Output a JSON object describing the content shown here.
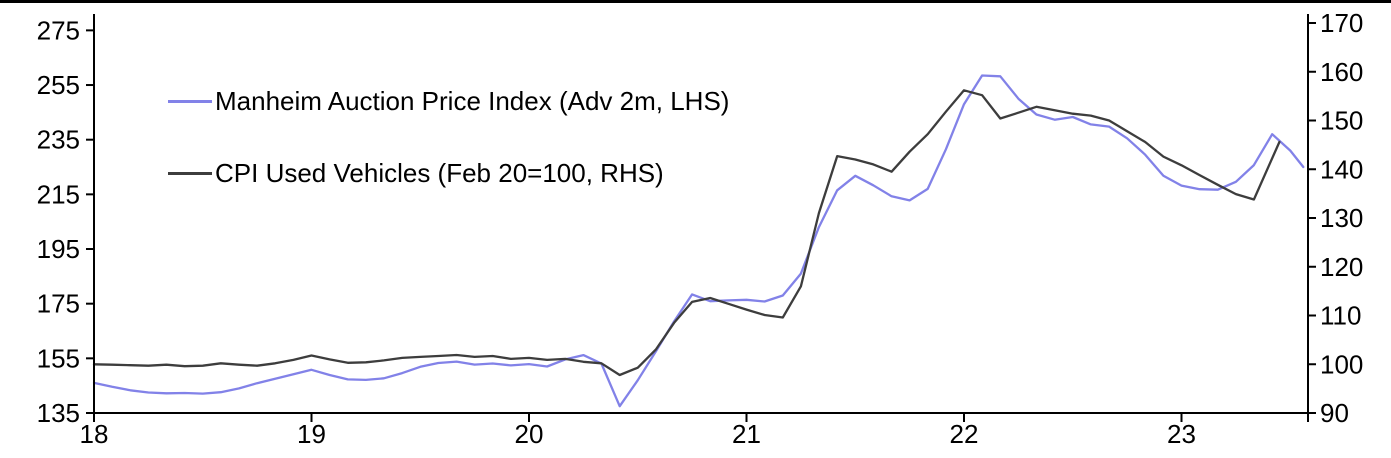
{
  "chart_data": {
    "type": "line",
    "title": "",
    "x_axis": {
      "ticks": [
        18,
        19,
        20,
        21,
        22,
        23
      ],
      "range": [
        18,
        23.58
      ],
      "grid": false
    },
    "left_axis": {
      "ticks": [
        135,
        155,
        175,
        195,
        215,
        235,
        255,
        275
      ],
      "range": [
        135,
        277.5
      ]
    },
    "right_axis": {
      "ticks": [
        90,
        100,
        110,
        120,
        130,
        140,
        150,
        160,
        170
      ],
      "range": [
        90,
        172
      ]
    },
    "legend_position": "top-left-inside",
    "series": [
      {
        "name": "Manheim Auction Price Index (Adv 2m, LHS)",
        "axis": "lhs",
        "color": "#8282e8",
        "points": [
          [
            18.0,
            146.0
          ],
          [
            18.083,
            144.6
          ],
          [
            18.167,
            143.3
          ],
          [
            18.25,
            142.5
          ],
          [
            18.333,
            142.2
          ],
          [
            18.417,
            142.3
          ],
          [
            18.5,
            142.1
          ],
          [
            18.583,
            142.6
          ],
          [
            18.667,
            144.0
          ],
          [
            18.75,
            145.9
          ],
          [
            18.833,
            147.5
          ],
          [
            18.917,
            149.2
          ],
          [
            19.0,
            150.8
          ],
          [
            19.083,
            148.9
          ],
          [
            19.167,
            147.3
          ],
          [
            19.25,
            147.1
          ],
          [
            19.333,
            147.7
          ],
          [
            19.417,
            149.6
          ],
          [
            19.5,
            151.9
          ],
          [
            19.583,
            153.3
          ],
          [
            19.667,
            153.8
          ],
          [
            19.75,
            152.7
          ],
          [
            19.833,
            153.1
          ],
          [
            19.917,
            152.4
          ],
          [
            20.0,
            152.9
          ],
          [
            20.083,
            152.0
          ],
          [
            20.167,
            154.6
          ],
          [
            20.25,
            156.2
          ],
          [
            20.333,
            153.1
          ],
          [
            20.417,
            137.5
          ],
          [
            20.5,
            147.0
          ],
          [
            20.583,
            157.5
          ],
          [
            20.667,
            168.5
          ],
          [
            20.75,
            178.4
          ],
          [
            20.833,
            175.9
          ],
          [
            20.917,
            176.2
          ],
          [
            21.0,
            176.4
          ],
          [
            21.083,
            175.8
          ],
          [
            21.167,
            178.0
          ],
          [
            21.25,
            186.0
          ],
          [
            21.333,
            203.0
          ],
          [
            21.417,
            216.5
          ],
          [
            21.5,
            221.8
          ],
          [
            21.583,
            218.3
          ],
          [
            21.667,
            214.3
          ],
          [
            21.75,
            212.8
          ],
          [
            21.833,
            217.0
          ],
          [
            21.917,
            231.5
          ],
          [
            22.0,
            248.0
          ],
          [
            22.083,
            258.5
          ],
          [
            22.167,
            258.2
          ],
          [
            22.25,
            250.0
          ],
          [
            22.333,
            244.2
          ],
          [
            22.417,
            242.3
          ],
          [
            22.5,
            243.3
          ],
          [
            22.583,
            240.6
          ],
          [
            22.667,
            239.8
          ],
          [
            22.75,
            235.5
          ],
          [
            22.833,
            229.5
          ],
          [
            22.917,
            221.8
          ],
          [
            23.0,
            218.2
          ],
          [
            23.083,
            216.9
          ],
          [
            23.167,
            216.7
          ],
          [
            23.25,
            219.6
          ],
          [
            23.333,
            225.7
          ],
          [
            23.417,
            237.0
          ],
          [
            23.5,
            231.0
          ],
          [
            23.56,
            225.0
          ]
        ]
      },
      {
        "name": "CPI Used Vehicles (Feb 20=100, RHS)",
        "axis": "rhs",
        "color": "#3d3d3d",
        "points": [
          [
            18.0,
            100.0
          ],
          [
            18.083,
            99.9
          ],
          [
            18.167,
            99.8
          ],
          [
            18.25,
            99.7
          ],
          [
            18.333,
            99.9
          ],
          [
            18.417,
            99.6
          ],
          [
            18.5,
            99.7
          ],
          [
            18.583,
            100.2
          ],
          [
            18.667,
            99.9
          ],
          [
            18.75,
            99.7
          ],
          [
            18.833,
            100.2
          ],
          [
            18.917,
            100.9
          ],
          [
            19.0,
            101.8
          ],
          [
            19.083,
            101.0
          ],
          [
            19.167,
            100.3
          ],
          [
            19.25,
            100.4
          ],
          [
            19.333,
            100.8
          ],
          [
            19.417,
            101.3
          ],
          [
            19.5,
            101.5
          ],
          [
            19.583,
            101.7
          ],
          [
            19.667,
            101.9
          ],
          [
            19.75,
            101.5
          ],
          [
            19.833,
            101.7
          ],
          [
            19.917,
            101.1
          ],
          [
            20.0,
            101.3
          ],
          [
            20.083,
            100.9
          ],
          [
            20.167,
            101.1
          ],
          [
            20.25,
            100.5
          ],
          [
            20.333,
            100.2
          ],
          [
            20.417,
            97.8
          ],
          [
            20.5,
            99.3
          ],
          [
            20.583,
            103.0
          ],
          [
            20.667,
            108.5
          ],
          [
            20.75,
            112.8
          ],
          [
            20.833,
            113.6
          ],
          [
            20.917,
            112.4
          ],
          [
            21.0,
            111.2
          ],
          [
            21.083,
            110.1
          ],
          [
            21.167,
            109.6
          ],
          [
            21.25,
            116.0
          ],
          [
            21.333,
            131.0
          ],
          [
            21.417,
            142.7
          ],
          [
            21.5,
            142.0
          ],
          [
            21.583,
            141.0
          ],
          [
            21.667,
            139.5
          ],
          [
            21.75,
            143.6
          ],
          [
            21.833,
            147.2
          ],
          [
            21.917,
            151.8
          ],
          [
            22.0,
            156.2
          ],
          [
            22.083,
            155.2
          ],
          [
            22.167,
            150.4
          ],
          [
            22.25,
            151.6
          ],
          [
            22.333,
            152.8
          ],
          [
            22.417,
            152.1
          ],
          [
            22.5,
            151.4
          ],
          [
            22.583,
            151.0
          ],
          [
            22.667,
            150.0
          ],
          [
            22.75,
            147.8
          ],
          [
            22.833,
            145.6
          ],
          [
            22.917,
            142.6
          ],
          [
            23.0,
            140.8
          ],
          [
            23.083,
            138.8
          ],
          [
            23.167,
            136.8
          ],
          [
            23.25,
            134.9
          ],
          [
            23.333,
            133.8
          ],
          [
            23.45,
            145.6
          ]
        ]
      }
    ]
  },
  "colors": {
    "background": "#ffffff",
    "axis": "#000000",
    "text": "#000000",
    "top_border": "#000000"
  }
}
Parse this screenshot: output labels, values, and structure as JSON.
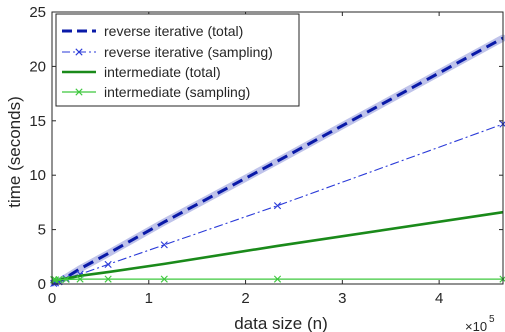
{
  "chart_data": {
    "type": "line",
    "xlabel": "data size (n)",
    "ylabel": "time (seconds)",
    "x_exponent_label": "×10",
    "x_exponent_power": "5",
    "xlim": [
      0,
      466000
    ],
    "ylim": [
      0,
      25
    ],
    "x_ticks": [
      0,
      100000,
      200000,
      300000,
      400000
    ],
    "x_tick_labels": [
      "0",
      "1",
      "2",
      "3",
      "4"
    ],
    "y_ticks": [
      0,
      5,
      10,
      15,
      20,
      25
    ],
    "y_tick_labels": [
      "0",
      "5",
      "10",
      "15",
      "20",
      "25"
    ],
    "legend_position": "top-left",
    "series": [
      {
        "name": "reverse iterative (total)",
        "color": "#0a1aa8",
        "style": "dashed-thick",
        "x": [
          1800,
          3600,
          7200,
          14500,
          29000,
          58000,
          116000,
          233000,
          466000
        ],
        "y": [
          0.1,
          0.15,
          0.25,
          0.6,
          1.4,
          2.8,
          5.7,
          11.3,
          22.6
        ]
      },
      {
        "name": "reverse iterative (sampling)",
        "color": "#2a3ad8",
        "style": "dashdot-x",
        "x": [
          1800,
          3600,
          7200,
          14500,
          29000,
          58000,
          116000,
          233000,
          466000
        ],
        "y": [
          0.05,
          0.1,
          0.2,
          0.5,
          0.9,
          1.8,
          3.6,
          7.2,
          14.7
        ]
      },
      {
        "name": "intermediate (total)",
        "color": "#1a8a1a",
        "style": "solid-thick",
        "x": [
          1800,
          3600,
          7200,
          14500,
          29000,
          58000,
          116000,
          233000,
          466000
        ],
        "y": [
          0.35,
          0.38,
          0.4,
          0.5,
          0.75,
          1.1,
          1.85,
          3.5,
          6.6
        ]
      },
      {
        "name": "intermediate (sampling)",
        "color": "#3ec83e",
        "style": "solid-x",
        "x": [
          1800,
          3600,
          7200,
          14500,
          29000,
          58000,
          116000,
          233000,
          466000
        ],
        "y": [
          0.4,
          0.38,
          0.4,
          0.42,
          0.45,
          0.45,
          0.45,
          0.45,
          0.45
        ]
      }
    ]
  }
}
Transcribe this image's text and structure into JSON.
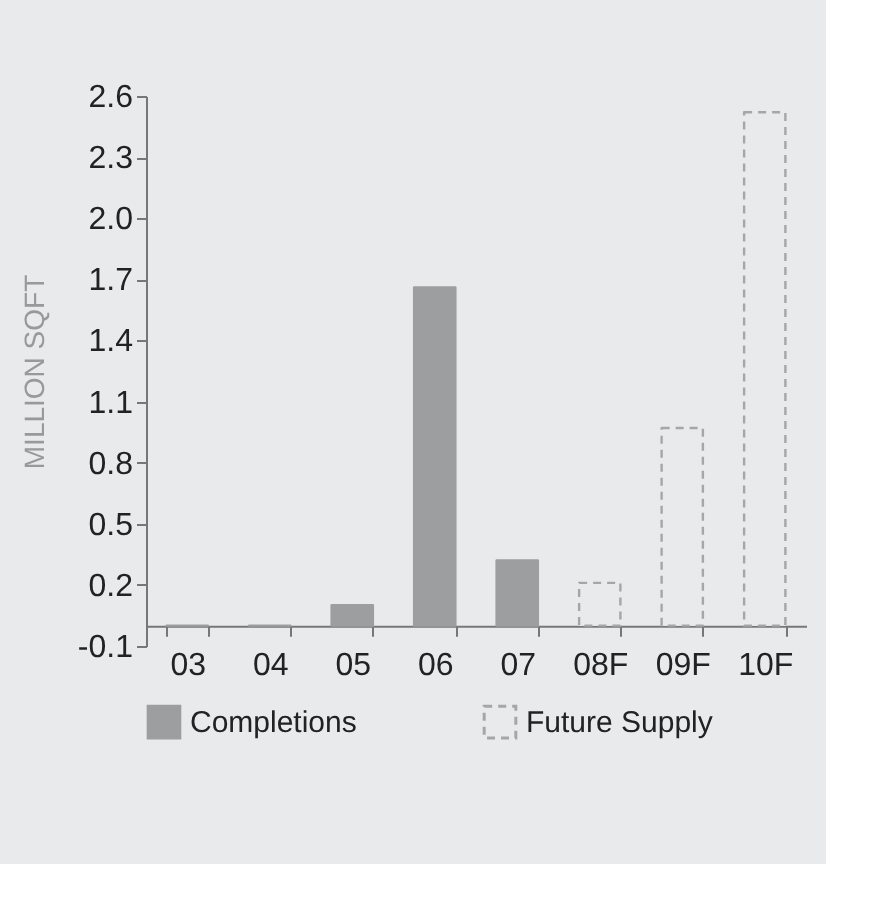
{
  "chart_data": {
    "type": "bar",
    "ylabel": "MILLION SQFT",
    "categories": [
      "03",
      "04",
      "05",
      "06",
      "07",
      "08F",
      "09F",
      "10F"
    ],
    "series": [
      {
        "name": "Completions",
        "color": "#9d9ea0",
        "line_style": "solid",
        "values": [
          0,
          0,
          0.1,
          1.66,
          0.32,
          null,
          null,
          null
        ]
      },
      {
        "name": "Future Supply",
        "color": "#a6a6a6",
        "line_style": "dashed",
        "values": [
          null,
          null,
          null,
          null,
          null,
          0.21,
          0.97,
          2.52
        ]
      }
    ],
    "ylim": [
      -0.1,
      2.6
    ],
    "yticks": [
      -0.1,
      0.2,
      0.5,
      0.8,
      1.1,
      1.4,
      1.7,
      {
        "value": 2,
        "label": "2.0"
      },
      2.3,
      2.6
    ],
    "grid": false,
    "legend": "bottom"
  }
}
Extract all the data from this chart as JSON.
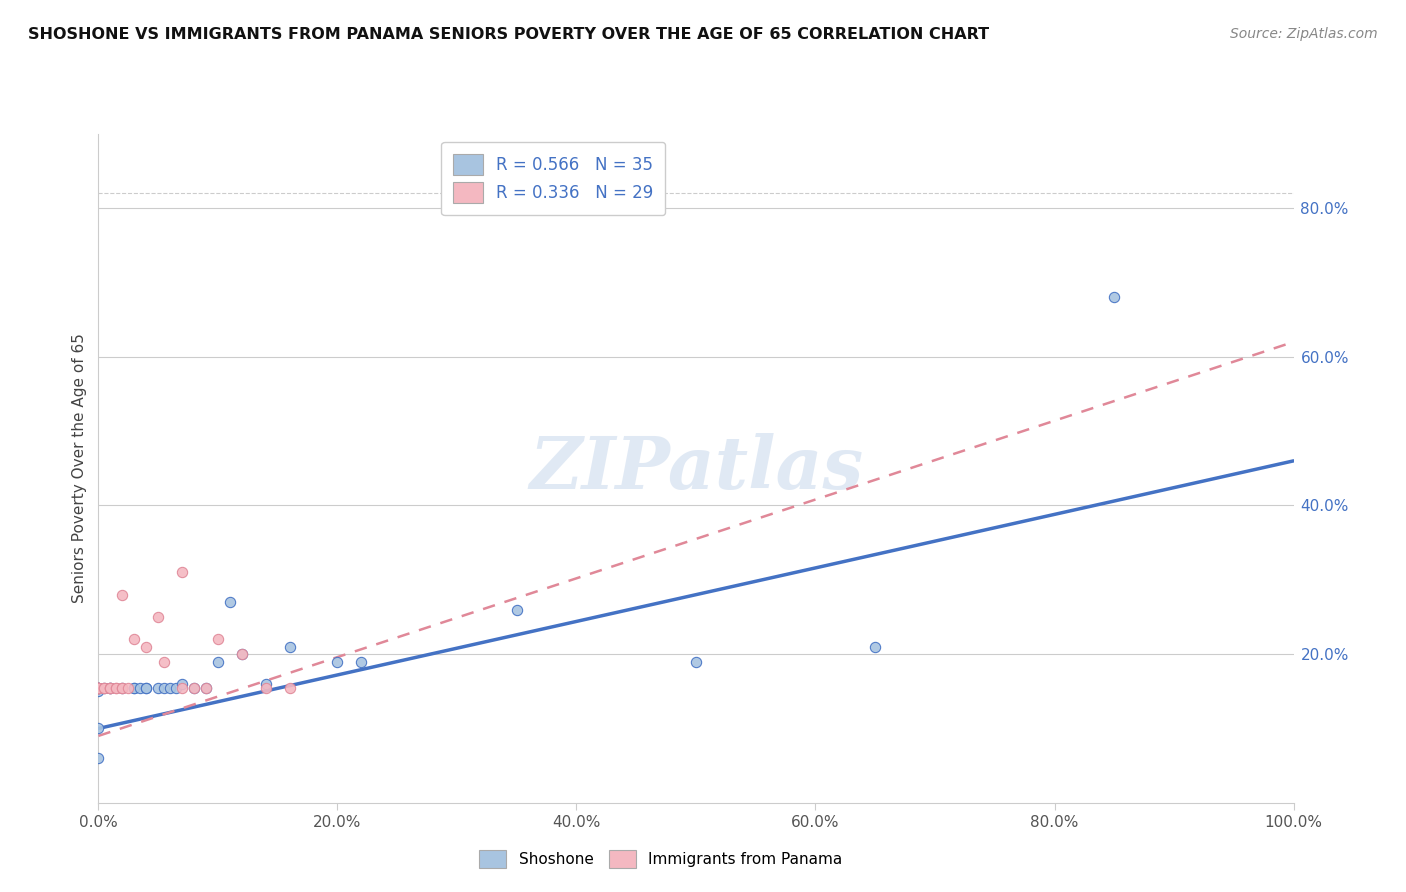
····················
Work to be completed ▸ Copy and report every line where the word "ylabel" is present.

Output of the task ▸
    "ylabel": "time (seconds)",
    "ylabel": "MILLION SQFT",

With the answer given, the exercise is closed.